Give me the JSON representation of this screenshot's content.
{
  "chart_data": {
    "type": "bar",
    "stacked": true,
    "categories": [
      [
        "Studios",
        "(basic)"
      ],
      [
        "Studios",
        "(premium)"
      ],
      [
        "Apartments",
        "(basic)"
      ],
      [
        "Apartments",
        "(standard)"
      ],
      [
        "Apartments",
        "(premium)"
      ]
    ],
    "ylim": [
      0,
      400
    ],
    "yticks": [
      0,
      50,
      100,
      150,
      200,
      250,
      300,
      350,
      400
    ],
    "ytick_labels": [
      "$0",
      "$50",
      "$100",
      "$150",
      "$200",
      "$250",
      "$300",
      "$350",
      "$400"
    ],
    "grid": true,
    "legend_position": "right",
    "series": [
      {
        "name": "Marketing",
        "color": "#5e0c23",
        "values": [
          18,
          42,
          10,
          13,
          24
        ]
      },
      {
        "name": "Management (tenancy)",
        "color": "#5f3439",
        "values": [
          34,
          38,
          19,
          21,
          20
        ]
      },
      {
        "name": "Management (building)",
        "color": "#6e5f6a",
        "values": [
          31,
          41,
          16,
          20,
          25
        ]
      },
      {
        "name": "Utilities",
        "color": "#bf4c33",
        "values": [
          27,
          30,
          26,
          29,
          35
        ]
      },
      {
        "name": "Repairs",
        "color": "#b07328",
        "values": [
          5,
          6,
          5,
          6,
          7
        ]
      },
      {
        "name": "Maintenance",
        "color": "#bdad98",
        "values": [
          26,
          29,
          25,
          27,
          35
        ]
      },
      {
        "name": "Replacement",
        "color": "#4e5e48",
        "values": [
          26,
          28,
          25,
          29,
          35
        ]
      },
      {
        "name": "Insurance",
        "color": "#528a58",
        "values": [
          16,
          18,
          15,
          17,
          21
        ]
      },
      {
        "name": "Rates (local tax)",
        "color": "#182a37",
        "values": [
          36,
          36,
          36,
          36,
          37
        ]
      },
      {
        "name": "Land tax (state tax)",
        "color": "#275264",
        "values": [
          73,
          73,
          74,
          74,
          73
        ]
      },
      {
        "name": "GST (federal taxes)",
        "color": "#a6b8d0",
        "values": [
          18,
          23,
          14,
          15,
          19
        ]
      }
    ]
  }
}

================================

Repeat the entries shown above, every one, word for word.

> [The reply]
Give me the JSON representation of this screenshot's content.
{
  "chart_data": {
    "type": "bar",
    "stacked": true,
    "categories": [
      [
        "Studios",
        "(basic)"
      ],
      [
        "Studios",
        "(premium)"
      ],
      [
        "Apartments",
        "(basic)"
      ],
      [
        "Apartments",
        "(standard)"
      ],
      [
        "Apartments",
        "(premium)"
      ]
    ],
    "ylim": [
      0,
      400
    ],
    "yticks": [
      0,
      50,
      100,
      150,
      200,
      250,
      300,
      350,
      400
    ],
    "ytick_labels": [
      "$0",
      "$50",
      "$100",
      "$150",
      "$200",
      "$250",
      "$300",
      "$350",
      "$400"
    ],
    "grid": true,
    "legend_position": "right",
    "series": [
      {
        "name": "Marketing",
        "color": "#5e0c23",
        "values": [
          18,
          42,
          10,
          13,
          24
        ]
      },
      {
        "name": "Management (tenancy)",
        "color": "#5f3439",
        "values": [
          34,
          38,
          19,
          21,
          20
        ]
      },
      {
        "name": "Management (building)",
        "color": "#6e5f6a",
        "values": [
          31,
          41,
          16,
          20,
          25
        ]
      },
      {
        "name": "Utilities",
        "color": "#bf4c33",
        "values": [
          27,
          30,
          26,
          29,
          35
        ]
      },
      {
        "name": "Repairs",
        "color": "#b07328",
        "values": [
          5,
          6,
          5,
          6,
          7
        ]
      },
      {
        "name": "Maintenance",
        "color": "#bdad98",
        "values": [
          26,
          29,
          25,
          27,
          35
        ]
      },
      {
        "name": "Replacement",
        "color": "#4e5e48",
        "values": [
          26,
          28,
          25,
          29,
          35
        ]
      },
      {
        "name": "Insurance",
        "color": "#528a58",
        "values": [
          16,
          18,
          15,
          17,
          21
        ]
      },
      {
        "name": "Rates (local tax)",
        "color": "#182a37",
        "values": [
          36,
          36,
          36,
          36,
          37
        ]
      },
      {
        "name": "Land tax (state tax)",
        "color": "#275264",
        "values": [
          73,
          73,
          74,
          74,
          73
        ]
      },
      {
        "name": "GST (federal taxes)",
        "color": "#a6b8d0",
        "values": [
          18,
          23,
          14,
          15,
          19
        ]
      }
    ]
  }
}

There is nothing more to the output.